***** Data *****

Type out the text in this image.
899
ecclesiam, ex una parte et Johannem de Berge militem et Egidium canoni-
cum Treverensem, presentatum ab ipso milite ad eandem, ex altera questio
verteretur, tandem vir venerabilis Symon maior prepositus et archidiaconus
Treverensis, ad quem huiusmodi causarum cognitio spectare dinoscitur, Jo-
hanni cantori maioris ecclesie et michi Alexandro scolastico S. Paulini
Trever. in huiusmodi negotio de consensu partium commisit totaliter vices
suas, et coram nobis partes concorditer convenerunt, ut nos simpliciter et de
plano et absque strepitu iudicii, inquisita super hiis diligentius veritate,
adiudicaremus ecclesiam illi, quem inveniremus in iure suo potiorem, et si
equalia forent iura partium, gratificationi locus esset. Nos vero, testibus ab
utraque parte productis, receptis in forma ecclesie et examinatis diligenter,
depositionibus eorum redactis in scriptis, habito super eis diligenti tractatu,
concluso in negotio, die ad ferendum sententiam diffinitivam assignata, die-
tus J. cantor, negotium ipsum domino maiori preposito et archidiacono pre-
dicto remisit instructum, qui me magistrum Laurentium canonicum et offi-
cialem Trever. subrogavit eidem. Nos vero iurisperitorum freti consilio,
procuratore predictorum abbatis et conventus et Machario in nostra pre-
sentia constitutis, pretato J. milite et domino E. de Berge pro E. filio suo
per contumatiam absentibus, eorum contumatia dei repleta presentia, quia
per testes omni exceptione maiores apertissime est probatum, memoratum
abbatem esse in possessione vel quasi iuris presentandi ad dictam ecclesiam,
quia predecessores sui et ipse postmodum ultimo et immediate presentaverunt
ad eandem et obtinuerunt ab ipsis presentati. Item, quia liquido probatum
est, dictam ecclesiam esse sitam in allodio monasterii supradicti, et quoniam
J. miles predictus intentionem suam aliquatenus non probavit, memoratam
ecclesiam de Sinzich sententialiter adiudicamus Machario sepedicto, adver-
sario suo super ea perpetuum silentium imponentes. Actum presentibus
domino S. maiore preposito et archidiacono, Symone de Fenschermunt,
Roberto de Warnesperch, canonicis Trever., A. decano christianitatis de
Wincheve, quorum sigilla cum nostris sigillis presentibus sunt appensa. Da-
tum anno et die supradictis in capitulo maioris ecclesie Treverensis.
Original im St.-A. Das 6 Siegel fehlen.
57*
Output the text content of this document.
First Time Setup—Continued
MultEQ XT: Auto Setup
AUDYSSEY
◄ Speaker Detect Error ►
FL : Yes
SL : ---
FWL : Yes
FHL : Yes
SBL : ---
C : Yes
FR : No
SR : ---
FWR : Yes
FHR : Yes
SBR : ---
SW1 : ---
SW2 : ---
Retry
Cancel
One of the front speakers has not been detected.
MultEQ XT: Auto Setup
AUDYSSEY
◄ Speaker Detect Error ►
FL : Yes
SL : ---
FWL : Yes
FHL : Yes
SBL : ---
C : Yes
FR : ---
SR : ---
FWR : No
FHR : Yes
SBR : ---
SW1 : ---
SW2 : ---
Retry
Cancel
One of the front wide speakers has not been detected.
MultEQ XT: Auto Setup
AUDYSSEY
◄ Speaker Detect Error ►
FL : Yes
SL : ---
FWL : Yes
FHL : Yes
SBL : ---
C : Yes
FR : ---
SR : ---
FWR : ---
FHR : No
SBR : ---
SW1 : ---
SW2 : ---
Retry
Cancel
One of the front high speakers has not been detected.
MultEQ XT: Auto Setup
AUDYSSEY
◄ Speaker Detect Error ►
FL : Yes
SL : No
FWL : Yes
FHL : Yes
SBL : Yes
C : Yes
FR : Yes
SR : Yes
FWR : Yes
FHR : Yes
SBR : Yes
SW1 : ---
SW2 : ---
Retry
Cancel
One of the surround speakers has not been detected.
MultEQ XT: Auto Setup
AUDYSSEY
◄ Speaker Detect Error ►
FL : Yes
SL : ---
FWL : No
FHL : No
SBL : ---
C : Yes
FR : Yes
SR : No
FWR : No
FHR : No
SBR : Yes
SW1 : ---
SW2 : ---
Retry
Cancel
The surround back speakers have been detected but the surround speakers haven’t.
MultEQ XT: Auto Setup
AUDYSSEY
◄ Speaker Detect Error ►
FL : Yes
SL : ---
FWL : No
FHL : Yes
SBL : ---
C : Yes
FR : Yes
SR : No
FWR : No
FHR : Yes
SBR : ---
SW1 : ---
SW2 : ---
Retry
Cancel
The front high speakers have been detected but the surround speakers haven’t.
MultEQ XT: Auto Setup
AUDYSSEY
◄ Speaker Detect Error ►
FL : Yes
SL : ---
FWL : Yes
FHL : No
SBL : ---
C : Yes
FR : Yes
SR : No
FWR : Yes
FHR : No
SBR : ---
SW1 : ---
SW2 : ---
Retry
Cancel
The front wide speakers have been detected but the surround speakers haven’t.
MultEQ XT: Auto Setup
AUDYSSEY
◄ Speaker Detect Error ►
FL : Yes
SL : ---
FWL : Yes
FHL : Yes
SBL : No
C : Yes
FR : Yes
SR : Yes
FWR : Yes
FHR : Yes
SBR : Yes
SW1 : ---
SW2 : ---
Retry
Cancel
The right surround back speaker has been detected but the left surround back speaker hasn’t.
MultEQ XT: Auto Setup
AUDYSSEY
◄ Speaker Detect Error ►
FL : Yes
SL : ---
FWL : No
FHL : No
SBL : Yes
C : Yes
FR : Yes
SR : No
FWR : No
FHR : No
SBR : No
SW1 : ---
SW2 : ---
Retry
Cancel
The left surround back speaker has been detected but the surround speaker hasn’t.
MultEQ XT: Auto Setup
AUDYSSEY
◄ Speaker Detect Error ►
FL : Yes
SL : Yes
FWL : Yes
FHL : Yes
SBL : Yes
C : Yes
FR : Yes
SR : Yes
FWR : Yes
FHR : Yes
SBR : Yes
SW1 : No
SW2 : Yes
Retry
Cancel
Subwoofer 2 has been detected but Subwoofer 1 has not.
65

*****

> _Given instruction_:
Please repeat the listing exactly, with nothing left out.

> _Completed task_:
Type out the text in this image.
899
ecclesiam, ex una parte et Johannem de Berge militem et Egidium canoni-
cum Treverensem, presentatum ab ipso milite ad eandem, ex altera questio
verteretur, tandem vir venerabilis Symon maior prepositus et archidiaconus
Treverensis, ad quem huiusmodi causarum cognitio spectare dinoscitur, Jo-
hanni cantori maioris ecclesie et michi Alexandro scolastico S. Paulini
Trever. in huiusmodi negotio de consensu partium commisit totaliter vices
suas, et coram nobis partes concorditer convenerunt, ut nos simpliciter et de
plano et absque strepitu iudicii, inquisita super hiis diligentius veritate,
adiudicaremus ecclesiam illi, quem inveniremus in iure suo potiorem, et si
equalia forent iura partium, gratificationi locus esset. Nos vero, testibus ab
utraque parte productis, receptis in forma ecclesie et examinatis diligenter,
depositionibus eorum redactis in scriptis, habito super eis diligenti tractatu,
concluso in negotio, die ad ferendum sententiam diffinitivam assignata, die-
tus J. cantor, negotium ipsum domino maiori preposito et archidiacono pre-
dicto remisit instructum, qui me magistrum Laurentium canonicum et offi-
cialem Trever. subrogavit eidem. Nos vero iurisperitorum freti consilio,
procuratore predictorum abbatis et conventus et Machario in nostra pre-
sentia constitutis, pretato J. milite et domino E. de Berge pro E. filio suo
per contumatiam absentibus, eorum contumatia dei repleta presentia, quia
per testes omni exceptione maiores apertissime est probatum, memoratum
abbatem esse in possessione vel quasi iuris presentandi ad dictam ecclesiam,
quia predecessores sui et ipse postmodum ultimo et immediate presentaverunt
ad eandem et obtinuerunt ab ipsis presentati. Item, quia liquido probatum
est, dictam ecclesiam esse sitam in allodio monasterii supradicti, et quoniam
J. miles predictus intentionem suam aliquatenus non probavit, memoratam
ecclesiam de Sinzich sententialiter adiudicamus Machario sepedicto, adver-
sario suo super ea perpetuum silentium imponentes. Actum presentibus
domino S. maiore preposito et archidiacono, Symone de Fenschermunt,
Roberto de Warnesperch, canonicis Trever., A. decano christianitatis de
Wincheve, quorum sigilla cum nostris sigillis presentibus sunt appensa. Da-
tum anno et die supradictis in capitulo maioris ecclesie Treverensis.
Original im St.-A. Das 6 Siegel fehlen.
57*
Output the text content of this document.
First Time Setup—Continued
MultEQ XT: Auto Setup
AUDYSSEY
◄ Speaker Detect Error ►
FL : Yes
SL : ---
FWL : Yes
FHL : Yes
SBL : ---
C : Yes
FR : No
SR : ---
FWR : Yes
FHR : Yes
SBR : ---
SW1 : ---
SW2 : ---
Retry
Cancel
One of the front speakers has not been detected.
MultEQ XT: Auto Setup
AUDYSSEY
◄ Speaker Detect Error ►
FL : Yes
SL : ---
FWL : Yes
FHL : Yes
SBL : ---
C : Yes
FR : ---
SR : ---
FWR : No
FHR : Yes
SBR : ---
SW1 : ---
SW2 : ---
Retry
Cancel
One of the front wide speakers has not been detected.
MultEQ XT: Auto Setup
AUDYSSEY
◄ Speaker Detect Error ►
FL : Yes
SL : ---
FWL : Yes
FHL : Yes
SBL : ---
C : Yes
FR : ---
SR : ---
FWR : ---
FHR : No
SBR : ---
SW1 : ---
SW2 : ---
Retry
Cancel
One of the front high speakers has not been detected.
MultEQ XT: Auto Setup
AUDYSSEY
◄ Speaker Detect Error ►
FL : Yes
SL : No
FWL : Yes
FHL : Yes
SBL : Yes
C : Yes
FR : Yes
SR : Yes
FWR : Yes
FHR : Yes
SBR : Yes
SW1 : ---
SW2 : ---
Retry
Cancel
One of the surround speakers has not been detected.
MultEQ XT: Auto Setup
AUDYSSEY
◄ Speaker Detect Error ►
FL : Yes
SL : ---
FWL : No
FHL : No
SBL : ---
C : Yes
FR : Yes
SR : No
FWR : No
FHR : No
SBR : Yes
SW1 : ---
SW2 : ---
Retry
Cancel
The surround back speakers have been detected but the surround speakers haven’t.
MultEQ XT: Auto Setup
AUDYSSEY
◄ Speaker Detect Error ►
FL : Yes
SL : ---
FWL : No
FHL : Yes
SBL : ---
C : Yes
FR : Yes
SR : No
FWR : No
FHR : Yes
SBR : ---
SW1 : ---
SW2 : ---
Retry
Cancel
The front high speakers have been detected but the surround speakers haven’t.
MultEQ XT: Auto Setup
AUDYSSEY
◄ Speaker Detect Error ►
FL : Yes
SL : ---
FWL : Yes
FHL : No
SBL : ---
C : Yes
FR : Yes
SR : No
FWR : Yes
FHR : No
SBR : ---
SW1 : ---
SW2 : ---
Retry
Cancel
The front wide speakers have been detected but the surround speakers haven’t.
MultEQ XT: Auto Setup
AUDYSSEY
◄ Speaker Detect Error ►
FL : Yes
SL : ---
FWL : Yes
FHL : Yes
SBL : No
C : Yes
FR : Yes
SR : Yes
FWR : Yes
FHR : Yes
SBR : Yes
SW1 : ---
SW2 : ---
Retry
Cancel
The right surround back speaker has been detected but the left surround back speaker hasn’t.
MultEQ XT: Auto Setup
AUDYSSEY
◄ Speaker Detect Error ►
FL : Yes
SL : ---
FWL : No
FHL : No
SBL : Yes
C : Yes
FR : Yes
SR : No
FWR : No
FHR : No
SBR : No
SW1 : ---
SW2 : ---
Retry
Cancel
The left surround back speaker has been detected but the surround speaker hasn’t.
MultEQ XT: Auto Setup
AUDYSSEY
◄ Speaker Detect Error ►
FL : Yes
SL : Yes
FWL : Yes
FHL : Yes
SBL : Yes
C : Yes
FR : Yes
SR : Yes
FWR : Yes
FHR : Yes
SBR : Yes
SW1 : No
SW2 : Yes
Retry
Cancel
Subwoofer 2 has been detected but Subwoofer 1 has not.
65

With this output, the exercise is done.